WHAT YOU HAVE TO DO:
Check each line of the material below, and copy it if it holds the string "Determine".

RECORD EXCERPTS:
[start]

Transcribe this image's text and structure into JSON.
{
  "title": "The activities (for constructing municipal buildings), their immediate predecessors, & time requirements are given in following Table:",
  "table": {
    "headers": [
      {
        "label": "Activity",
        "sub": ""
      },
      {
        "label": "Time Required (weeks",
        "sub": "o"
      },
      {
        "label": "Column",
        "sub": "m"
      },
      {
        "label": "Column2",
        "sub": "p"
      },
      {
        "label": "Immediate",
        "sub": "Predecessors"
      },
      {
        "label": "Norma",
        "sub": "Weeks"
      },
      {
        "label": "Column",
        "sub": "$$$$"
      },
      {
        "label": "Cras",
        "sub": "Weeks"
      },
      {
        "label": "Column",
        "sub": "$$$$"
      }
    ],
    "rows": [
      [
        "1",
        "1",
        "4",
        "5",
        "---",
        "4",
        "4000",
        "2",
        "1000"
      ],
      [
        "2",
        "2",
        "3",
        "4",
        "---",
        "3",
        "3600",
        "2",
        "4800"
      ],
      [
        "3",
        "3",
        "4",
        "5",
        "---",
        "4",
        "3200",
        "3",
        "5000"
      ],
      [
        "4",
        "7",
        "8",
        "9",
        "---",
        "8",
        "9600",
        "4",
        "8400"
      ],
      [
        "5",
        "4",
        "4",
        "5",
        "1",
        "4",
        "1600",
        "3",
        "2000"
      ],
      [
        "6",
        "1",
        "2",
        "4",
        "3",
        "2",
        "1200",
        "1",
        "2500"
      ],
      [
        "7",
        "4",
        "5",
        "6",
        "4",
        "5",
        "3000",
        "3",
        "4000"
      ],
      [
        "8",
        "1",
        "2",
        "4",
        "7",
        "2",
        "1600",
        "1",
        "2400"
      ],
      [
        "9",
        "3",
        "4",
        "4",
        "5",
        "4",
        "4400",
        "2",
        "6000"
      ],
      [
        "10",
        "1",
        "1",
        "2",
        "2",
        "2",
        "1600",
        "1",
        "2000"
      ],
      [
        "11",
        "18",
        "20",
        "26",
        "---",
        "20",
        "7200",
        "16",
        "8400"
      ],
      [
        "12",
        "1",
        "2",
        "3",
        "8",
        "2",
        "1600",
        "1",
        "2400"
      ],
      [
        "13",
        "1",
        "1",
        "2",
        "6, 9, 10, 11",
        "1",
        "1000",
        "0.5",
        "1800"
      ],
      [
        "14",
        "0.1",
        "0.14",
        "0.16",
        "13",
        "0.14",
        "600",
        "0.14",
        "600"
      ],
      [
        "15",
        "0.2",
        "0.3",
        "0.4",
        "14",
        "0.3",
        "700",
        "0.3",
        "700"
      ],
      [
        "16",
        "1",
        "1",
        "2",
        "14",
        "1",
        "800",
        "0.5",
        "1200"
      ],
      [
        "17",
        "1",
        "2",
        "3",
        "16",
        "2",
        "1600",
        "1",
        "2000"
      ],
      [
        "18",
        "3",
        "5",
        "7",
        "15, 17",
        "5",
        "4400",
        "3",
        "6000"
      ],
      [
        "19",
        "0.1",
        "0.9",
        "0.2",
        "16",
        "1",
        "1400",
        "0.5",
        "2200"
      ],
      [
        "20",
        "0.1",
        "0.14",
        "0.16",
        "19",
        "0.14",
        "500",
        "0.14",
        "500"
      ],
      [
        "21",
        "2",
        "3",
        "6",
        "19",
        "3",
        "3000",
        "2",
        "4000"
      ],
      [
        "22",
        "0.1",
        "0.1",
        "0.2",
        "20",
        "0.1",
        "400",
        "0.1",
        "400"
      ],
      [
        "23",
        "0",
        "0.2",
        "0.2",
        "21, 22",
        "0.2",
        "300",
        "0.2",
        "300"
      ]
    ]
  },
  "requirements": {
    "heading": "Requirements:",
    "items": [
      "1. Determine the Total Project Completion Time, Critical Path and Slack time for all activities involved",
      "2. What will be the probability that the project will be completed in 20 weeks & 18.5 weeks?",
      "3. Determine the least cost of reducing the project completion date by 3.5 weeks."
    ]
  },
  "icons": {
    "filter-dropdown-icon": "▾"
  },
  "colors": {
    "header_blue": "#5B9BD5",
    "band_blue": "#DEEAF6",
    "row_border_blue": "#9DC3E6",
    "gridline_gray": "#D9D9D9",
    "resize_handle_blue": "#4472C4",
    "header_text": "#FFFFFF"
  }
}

[end]

WRITTEN SOLUTION:
      "1. Determine the Total Project Completion Time, Critical Path and Slack time for all activities involved",
      "3. Determine the least cost of reducing the project completion date by 3.5 weeks."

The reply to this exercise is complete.